Copy the material that follows word for word and omit its pictures.

** Start Supplied material **

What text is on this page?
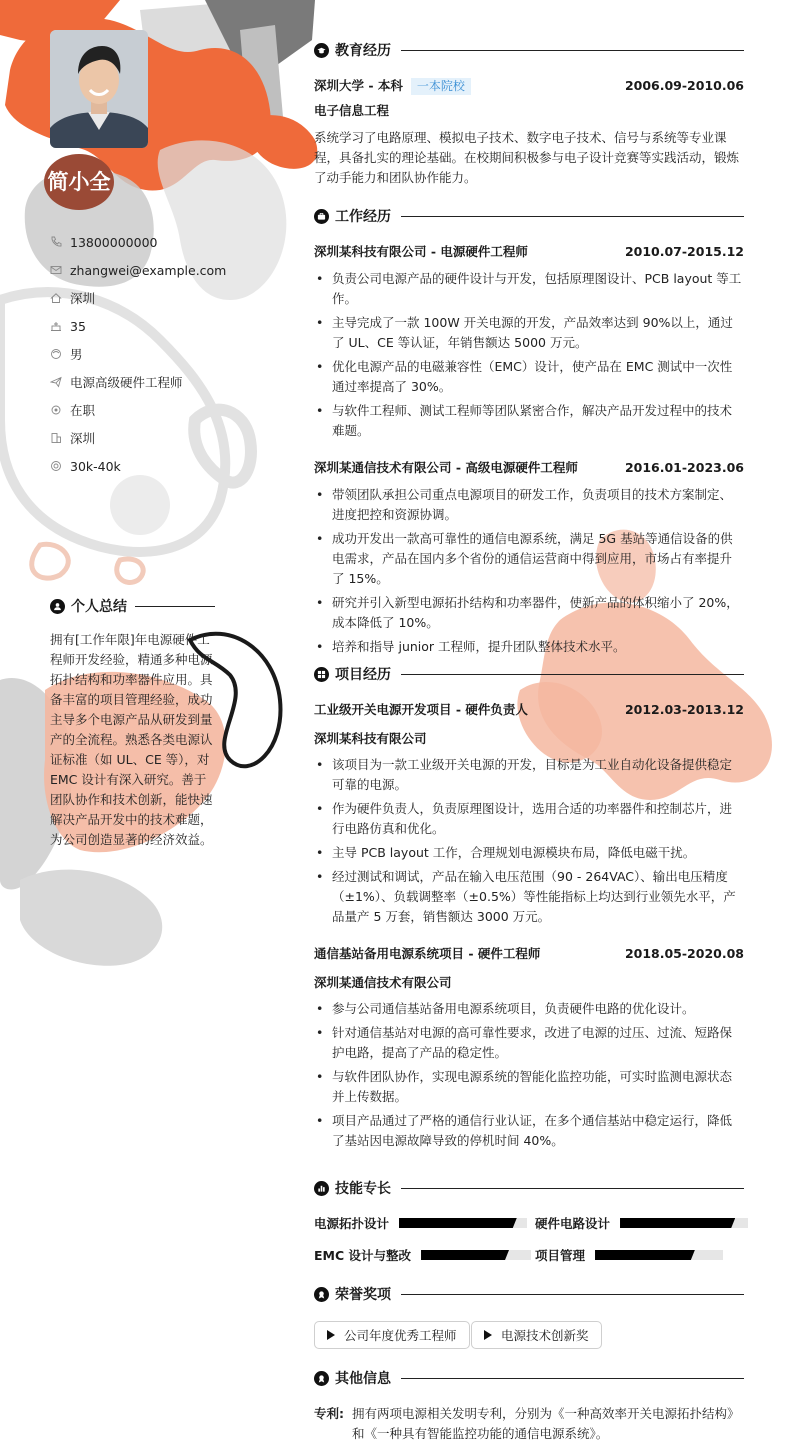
简小全
13800000000
zhangwei@example.com
深圳
35
男
电源高级硬件工程师
在职
深圳
30k-40k
个人总结
拥有[工作年限]年电源硬件工程师开发经验，精通多种电源拓扑结构和功率器件应用。具备丰富的项目管理经验，成功主导多个电源产品从研发到量产的全流程。熟悉各类电源认证标准（如 UL、CE 等），对 EMC 设计有深入研究。善于团队协作和技术创新，能快速解决产品开发中的技术难题，为公司创造显著的经济效益。
教育经历
深圳大学 - 本科 一本院校	2006.09-2010.06
电子信息工程
系统学习了电路原理、模拟电子技术、数字电子技术、信号与系统等专业课程，具备扎实的理论基础。在校期间积极参与电子设计竞赛等实践活动，锻炼了动手能力和团队协作能力。
工作经历
深圳某科技有限公司 - 电源硬件工程师	2010.07-2015.12
• 负责公司电源产品的硬件设计与开发，包括原理图设计、PCB layout 等工作。
• 主导完成了一款 100W 开关电源的开发，产品效率达到 90%以上，通过了 UL、CE 等认证，年销售额达 5000 万元。
• 优化电源产品的电磁兼容性（EMC）设计，使产品在 EMC 测试中一次性通过率提高了 30%。
• 与软件工程师、测试工程师等团队紧密合作，解决产品开发过程中的技术难题。
深圳某通信技术有限公司 - 高级电源硬件工程师	2016.01-2023.06
• 带领团队承担公司重点电源项目的研发工作，负责项目的技术方案制定、进度把控和资源协调。
• 成功开发出一款高可靠性的通信电源系统，满足 5G 基站等通信设备的供电需求，产品在国内多个省份的通信运营商中得到应用，市场占有率提升了 15%。
• 研究并引入新型电源拓扑结构和功率器件，使新产品的体积缩小了 20%，成本降低了 10%。
• 培养和指导 junior 工程师，提升团队整体技术水平。
项目经历
工业级开关电源开发项目 - 硬件负责人	2012.03-2013.12
深圳某科技有限公司
• 该项目为一款工业级开关电源的开发，目标是为工业自动化设备提供稳定可靠的电源。
• 作为硬件负责人，负责原理图设计，选用合适的功率器件和控制芯片，进行电路仿真和优化。
• 主导 PCB layout 工作，合理规划电源模块布局，降低电磁干扰。
• 经过测试和调试，产品在输入电压范围（90 - 264VAC）、输出电压精度（±1%）、负载调整率（±0.5%）等性能指标上均达到行业领先水平，产品量产 5 万套，销售额达 3000 万元。
通信基站备用电源系统项目 - 硬件工程师	2018.05-2020.08
深圳某通信技术有限公司
• 参与公司通信基站备用电源系统项目，负责硬件电路的优化设计。
• 针对通信基站对电源的高可靠性要求，改进了电源的过压、过流、短路保护电路，提高了产品的稳定性。
• 与软件团队协作，实现电源系统的智能化监控功能，可实时监测电源状态并上传数据。
• 项目产品通过了严格的通信行业认证，在多个通信基站中稳定运行，降低了基站因电源故障导致的停机时间 40%。
技能专长
电源拓扑设计	硬件电路设计
EMC 设计与整改	项目管理
荣誉奖项
公司年度优秀工程师	电源技术创新奖
其他信息
专利: 拥有两项电源相关发明专利，分别为《一种高效率开关电源拓扑结构》和《一种具有智能监控功能的通信电源系统》。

** End Supplied material **

• [Solution below]:
What text is on this page?
简小全
13800000000
zhangwei@example.com
深圳
35
男
电源高级硬件工程师
在职
深圳
30k-40k
个人总结
拥有[工作年限]年电源硬件工程师开发经验，精通多种电源拓扑结构和功率器件应用。具备丰富的项目管理经验，成功主导多个电源产品从研发到量产的全流程。熟悉各类电源认证标准（如 UL、CE 等），对 EMC 设计有深入研究。善于团队协作和技术创新，能快速解决产品开发中的技术难题，为公司创造显著的经济效益。
教育经历
深圳大学 - 本科 一本院校	2006.09-2010.06
电子信息工程
系统学习了电路原理、模拟电子技术、数字电子技术、信号与系统等专业课程，具备扎实的理论基础。在校期间积极参与电子设计竞赛等实践活动，锻炼了动手能力和团队协作能力。
工作经历
深圳某科技有限公司 - 电源硬件工程师	2010.07-2015.12
• 负责公司电源产品的硬件设计与开发，包括原理图设计、PCB layout 等工作。
• 主导完成了一款 100W 开关电源的开发，产品效率达到 90%以上，通过了 UL、CE 等认证，年销售额达 5000 万元。
• 优化电源产品的电磁兼容性（EMC）设计，使产品在 EMC 测试中一次性通过率提高了 30%。
• 与软件工程师、测试工程师等团队紧密合作，解决产品开发过程中的技术难题。
深圳某通信技术有限公司 - 高级电源硬件工程师	2016.01-2023.06
• 带领团队承担公司重点电源项目的研发工作，负责项目的技术方案制定、进度把控和资源协调。
• 成功开发出一款高可靠性的通信电源系统，满足 5G 基站等通信设备的供电需求，产品在国内多个省份的通信运营商中得到应用，市场占有率提升了 15%。
• 研究并引入新型电源拓扑结构和功率器件，使新产品的体积缩小了 20%，成本降低了 10%。
• 培养和指导 junior 工程师，提升团队整体技术水平。
项目经历
工业级开关电源开发项目 - 硬件负责人	2012.03-2013.12
深圳某科技有限公司
• 该项目为一款工业级开关电源的开发，目标是为工业自动化设备提供稳定可靠的电源。
• 作为硬件负责人，负责原理图设计，选用合适的功率器件和控制芯片，进行电路仿真和优化。
• 主导 PCB layout 工作，合理规划电源模块布局，降低电磁干扰。
• 经过测试和调试，产品在输入电压范围（90 - 264VAC）、输出电压精度（±1%）、负载调整率（±0.5%）等性能指标上均达到行业领先水平，产品量产 5 万套，销售额达 3000 万元。
通信基站备用电源系统项目 - 硬件工程师	2018.05-2020.08
深圳某通信技术有限公司
• 参与公司通信基站备用电源系统项目，负责硬件电路的优化设计。
• 针对通信基站对电源的高可靠性要求，改进了电源的过压、过流、短路保护电路，提高了产品的稳定性。
• 与软件团队协作，实现电源系统的智能化监控功能，可实时监测电源状态并上传数据。
• 项目产品通过了严格的通信行业认证，在多个通信基站中稳定运行，降低了基站因电源故障导致的停机时间 40%。
技能专长
电源拓扑设计	硬件电路设计
EMC 设计与整改	项目管理
荣誉奖项
公司年度优秀工程师	电源技术创新奖
其他信息
专利: 拥有两项电源相关发明专利，分别为《一种高效率开关电源拓扑结构》和《一种具有智能监控功能的通信电源系统》。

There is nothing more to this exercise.